やるべきこと » 最初の行から書き写しを始め、「y-axis-label: Flux (1e-17」を含む行まで来たら、その行を写して終えること。各行は一字も変えずにそのまま書き写すこと。

入力データ »
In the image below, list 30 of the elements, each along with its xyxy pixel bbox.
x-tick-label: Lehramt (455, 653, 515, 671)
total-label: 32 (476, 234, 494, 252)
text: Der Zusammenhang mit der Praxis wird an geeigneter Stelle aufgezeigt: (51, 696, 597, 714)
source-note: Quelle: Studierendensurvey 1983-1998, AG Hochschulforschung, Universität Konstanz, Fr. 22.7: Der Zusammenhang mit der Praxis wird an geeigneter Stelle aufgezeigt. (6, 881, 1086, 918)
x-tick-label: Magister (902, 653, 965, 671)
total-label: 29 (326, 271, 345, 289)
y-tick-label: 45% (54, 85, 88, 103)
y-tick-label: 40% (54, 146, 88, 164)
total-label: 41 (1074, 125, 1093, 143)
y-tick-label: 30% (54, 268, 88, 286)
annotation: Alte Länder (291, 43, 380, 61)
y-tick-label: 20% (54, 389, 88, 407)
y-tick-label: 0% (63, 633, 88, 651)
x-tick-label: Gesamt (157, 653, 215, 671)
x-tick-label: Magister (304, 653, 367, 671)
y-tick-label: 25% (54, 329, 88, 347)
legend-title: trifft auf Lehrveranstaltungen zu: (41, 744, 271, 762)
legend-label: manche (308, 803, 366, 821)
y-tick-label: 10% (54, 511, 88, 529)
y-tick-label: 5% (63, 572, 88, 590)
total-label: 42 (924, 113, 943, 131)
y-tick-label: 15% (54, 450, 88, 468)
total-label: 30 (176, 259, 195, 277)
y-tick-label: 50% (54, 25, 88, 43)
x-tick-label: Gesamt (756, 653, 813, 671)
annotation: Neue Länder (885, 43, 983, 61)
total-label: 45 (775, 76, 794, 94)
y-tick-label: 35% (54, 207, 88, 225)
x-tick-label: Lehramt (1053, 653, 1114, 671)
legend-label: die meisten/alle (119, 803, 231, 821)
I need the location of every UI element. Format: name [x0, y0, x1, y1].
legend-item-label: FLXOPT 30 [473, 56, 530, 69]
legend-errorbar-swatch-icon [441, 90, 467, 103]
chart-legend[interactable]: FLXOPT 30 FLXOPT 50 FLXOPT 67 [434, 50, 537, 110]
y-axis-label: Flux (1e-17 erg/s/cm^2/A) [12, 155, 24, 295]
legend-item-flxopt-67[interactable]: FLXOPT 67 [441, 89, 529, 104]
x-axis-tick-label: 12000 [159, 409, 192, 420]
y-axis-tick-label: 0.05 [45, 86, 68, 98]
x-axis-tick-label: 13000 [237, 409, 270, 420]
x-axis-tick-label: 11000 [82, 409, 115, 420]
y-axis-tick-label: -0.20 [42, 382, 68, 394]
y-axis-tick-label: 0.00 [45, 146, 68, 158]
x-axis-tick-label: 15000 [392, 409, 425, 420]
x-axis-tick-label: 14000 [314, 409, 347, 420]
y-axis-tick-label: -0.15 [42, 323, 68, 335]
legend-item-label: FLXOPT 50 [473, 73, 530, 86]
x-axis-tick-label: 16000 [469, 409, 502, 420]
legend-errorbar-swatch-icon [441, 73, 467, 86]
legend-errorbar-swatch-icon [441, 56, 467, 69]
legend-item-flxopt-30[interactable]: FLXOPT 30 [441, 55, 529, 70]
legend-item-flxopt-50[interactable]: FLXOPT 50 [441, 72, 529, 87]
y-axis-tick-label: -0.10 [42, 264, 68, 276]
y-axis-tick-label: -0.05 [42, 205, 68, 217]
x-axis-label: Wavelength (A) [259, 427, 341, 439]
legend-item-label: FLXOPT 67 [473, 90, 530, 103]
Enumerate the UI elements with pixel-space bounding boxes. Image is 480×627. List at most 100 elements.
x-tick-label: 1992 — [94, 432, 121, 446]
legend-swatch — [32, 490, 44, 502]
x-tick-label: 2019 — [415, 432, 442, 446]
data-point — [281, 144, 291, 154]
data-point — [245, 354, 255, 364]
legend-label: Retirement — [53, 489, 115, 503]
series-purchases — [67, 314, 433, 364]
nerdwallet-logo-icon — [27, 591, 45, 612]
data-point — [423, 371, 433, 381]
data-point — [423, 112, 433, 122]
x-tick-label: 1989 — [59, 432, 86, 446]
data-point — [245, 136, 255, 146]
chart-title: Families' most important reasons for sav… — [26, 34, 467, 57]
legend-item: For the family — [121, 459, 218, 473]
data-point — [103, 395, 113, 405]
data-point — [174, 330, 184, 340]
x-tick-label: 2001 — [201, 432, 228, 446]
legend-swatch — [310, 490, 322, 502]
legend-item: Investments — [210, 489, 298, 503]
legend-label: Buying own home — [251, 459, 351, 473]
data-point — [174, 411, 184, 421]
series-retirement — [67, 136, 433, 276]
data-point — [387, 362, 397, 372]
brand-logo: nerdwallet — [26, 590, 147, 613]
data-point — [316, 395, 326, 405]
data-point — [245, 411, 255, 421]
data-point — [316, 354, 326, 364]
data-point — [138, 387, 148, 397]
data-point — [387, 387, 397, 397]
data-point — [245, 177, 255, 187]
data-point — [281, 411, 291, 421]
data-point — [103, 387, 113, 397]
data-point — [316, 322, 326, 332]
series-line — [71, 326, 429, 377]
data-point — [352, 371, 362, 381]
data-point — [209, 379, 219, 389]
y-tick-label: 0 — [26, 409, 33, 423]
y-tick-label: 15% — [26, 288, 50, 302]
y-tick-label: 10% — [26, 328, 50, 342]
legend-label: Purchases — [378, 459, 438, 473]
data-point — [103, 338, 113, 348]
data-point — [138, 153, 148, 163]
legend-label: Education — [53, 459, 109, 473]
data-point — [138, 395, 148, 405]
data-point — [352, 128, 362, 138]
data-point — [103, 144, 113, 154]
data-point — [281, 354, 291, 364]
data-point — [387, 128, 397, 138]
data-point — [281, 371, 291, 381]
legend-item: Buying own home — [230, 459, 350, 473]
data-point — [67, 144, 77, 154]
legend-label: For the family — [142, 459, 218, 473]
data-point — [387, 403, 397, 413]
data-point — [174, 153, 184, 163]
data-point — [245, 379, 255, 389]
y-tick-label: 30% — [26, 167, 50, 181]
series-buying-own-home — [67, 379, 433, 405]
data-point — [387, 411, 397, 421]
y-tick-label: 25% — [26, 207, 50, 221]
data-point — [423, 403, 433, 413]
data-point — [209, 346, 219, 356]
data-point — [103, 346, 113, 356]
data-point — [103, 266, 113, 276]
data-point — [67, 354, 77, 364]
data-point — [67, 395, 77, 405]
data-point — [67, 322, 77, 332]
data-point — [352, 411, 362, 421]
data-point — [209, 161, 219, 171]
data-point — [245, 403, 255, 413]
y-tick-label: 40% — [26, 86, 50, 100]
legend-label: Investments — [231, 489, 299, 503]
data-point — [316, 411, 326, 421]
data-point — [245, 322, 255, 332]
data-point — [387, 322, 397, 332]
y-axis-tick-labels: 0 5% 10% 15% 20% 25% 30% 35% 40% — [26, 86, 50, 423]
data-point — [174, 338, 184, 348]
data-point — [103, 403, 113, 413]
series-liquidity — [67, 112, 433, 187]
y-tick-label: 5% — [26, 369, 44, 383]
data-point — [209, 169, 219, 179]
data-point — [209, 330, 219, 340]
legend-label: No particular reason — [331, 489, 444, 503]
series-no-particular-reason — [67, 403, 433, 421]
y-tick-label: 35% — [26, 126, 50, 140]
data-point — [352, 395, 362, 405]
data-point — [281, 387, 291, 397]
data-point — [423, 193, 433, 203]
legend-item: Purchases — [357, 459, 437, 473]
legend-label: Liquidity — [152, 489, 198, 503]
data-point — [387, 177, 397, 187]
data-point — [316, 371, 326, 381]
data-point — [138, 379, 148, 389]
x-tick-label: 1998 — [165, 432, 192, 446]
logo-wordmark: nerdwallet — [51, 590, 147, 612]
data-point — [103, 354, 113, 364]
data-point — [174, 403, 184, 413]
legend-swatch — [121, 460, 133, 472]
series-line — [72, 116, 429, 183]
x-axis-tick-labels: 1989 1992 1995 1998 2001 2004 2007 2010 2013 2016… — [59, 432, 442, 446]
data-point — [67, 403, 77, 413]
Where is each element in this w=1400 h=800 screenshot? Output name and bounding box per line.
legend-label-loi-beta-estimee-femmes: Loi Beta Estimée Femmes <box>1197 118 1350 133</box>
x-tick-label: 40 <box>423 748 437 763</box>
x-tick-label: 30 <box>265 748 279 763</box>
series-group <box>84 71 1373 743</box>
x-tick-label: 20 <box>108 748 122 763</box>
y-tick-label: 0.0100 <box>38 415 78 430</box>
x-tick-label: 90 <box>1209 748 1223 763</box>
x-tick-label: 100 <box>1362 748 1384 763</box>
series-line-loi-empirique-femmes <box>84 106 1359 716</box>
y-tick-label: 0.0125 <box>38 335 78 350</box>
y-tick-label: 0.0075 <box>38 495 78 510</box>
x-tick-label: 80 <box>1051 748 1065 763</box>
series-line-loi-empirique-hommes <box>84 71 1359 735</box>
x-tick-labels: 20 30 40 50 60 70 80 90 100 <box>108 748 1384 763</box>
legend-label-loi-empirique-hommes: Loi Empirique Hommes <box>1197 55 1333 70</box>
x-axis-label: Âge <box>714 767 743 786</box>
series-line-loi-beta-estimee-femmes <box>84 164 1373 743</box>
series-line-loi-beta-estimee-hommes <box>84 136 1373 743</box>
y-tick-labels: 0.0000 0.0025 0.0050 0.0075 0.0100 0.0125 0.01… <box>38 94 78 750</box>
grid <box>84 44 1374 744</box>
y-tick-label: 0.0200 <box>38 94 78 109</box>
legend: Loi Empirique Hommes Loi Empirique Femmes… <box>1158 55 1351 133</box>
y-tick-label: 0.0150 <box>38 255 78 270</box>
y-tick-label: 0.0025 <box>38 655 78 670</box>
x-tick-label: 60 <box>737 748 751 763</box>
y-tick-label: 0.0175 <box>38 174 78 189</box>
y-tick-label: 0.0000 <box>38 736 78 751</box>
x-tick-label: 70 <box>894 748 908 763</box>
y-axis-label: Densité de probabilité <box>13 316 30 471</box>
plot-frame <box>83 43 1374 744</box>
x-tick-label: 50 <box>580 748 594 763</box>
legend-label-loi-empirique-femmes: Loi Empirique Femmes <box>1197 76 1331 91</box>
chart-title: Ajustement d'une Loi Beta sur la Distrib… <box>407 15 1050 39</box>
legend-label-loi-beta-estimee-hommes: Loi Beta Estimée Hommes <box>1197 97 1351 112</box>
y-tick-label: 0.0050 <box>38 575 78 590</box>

作業の結果 »
In the image below, list 30 of the elements, each along with its xyxy pixel bbox.
x-tick-label: Lehramt (455, 653, 515, 671)
total-label: 32 (476, 234, 494, 252)
text: Der Zusammenhang mit der Praxis wird an geeigneter Stelle aufgezeigt: (51, 696, 597, 714)
source-note: Quelle: Studierendensurvey 1983-1998, AG Hochschulforschung, Universität Konstanz, Fr. 22.7: Der Zusammenhang mit der Praxis wird an geeigneter Stelle aufgezeigt. (6, 881, 1086, 918)
x-tick-label: Magister (902, 653, 965, 671)
total-label: 29 (326, 271, 345, 289)
y-tick-label: 45% (54, 85, 88, 103)
y-tick-label: 40% (54, 146, 88, 164)
total-label: 41 (1074, 125, 1093, 143)
y-tick-label: 30% (54, 268, 88, 286)
annotation: Alte Länder (291, 43, 380, 61)
y-tick-label: 20% (54, 389, 88, 407)
y-tick-label: 0% (63, 633, 88, 651)
x-tick-label: Gesamt (157, 653, 215, 671)
x-tick-label: Magister (304, 653, 367, 671)
y-tick-label: 25% (54, 329, 88, 347)
legend-title: trifft auf Lehrveranstaltungen zu: (41, 744, 271, 762)
legend-label: manche (308, 803, 366, 821)
y-tick-label: 10% (54, 511, 88, 529)
y-tick-label: 5% (63, 572, 88, 590)
total-label: 42 (924, 113, 943, 131)
y-tick-label: 15% (54, 450, 88, 468)
total-label: 30 (176, 259, 195, 277)
y-tick-label: 50% (54, 25, 88, 43)
x-tick-label: Gesamt (756, 653, 813, 671)
annotation: Neue Länder (885, 43, 983, 61)
total-label: 45 (775, 76, 794, 94)
y-tick-label: 35% (54, 207, 88, 225)
x-tick-label: Lehramt (1053, 653, 1114, 671)
legend-label: die meisten/alle (119, 803, 231, 821)
I need the location of every UI element. Format: name [x0, y0, x1, y1].
legend-item-label: FLXOPT 30 [473, 56, 530, 69]
legend-errorbar-swatch-icon [441, 90, 467, 103]
chart-legend[interactable]: FLXOPT 30 FLXOPT 50 FLXOPT 67 [434, 50, 537, 110]
y-axis-label: Flux (1e-17 erg/s/cm^2/A) [12, 155, 24, 295]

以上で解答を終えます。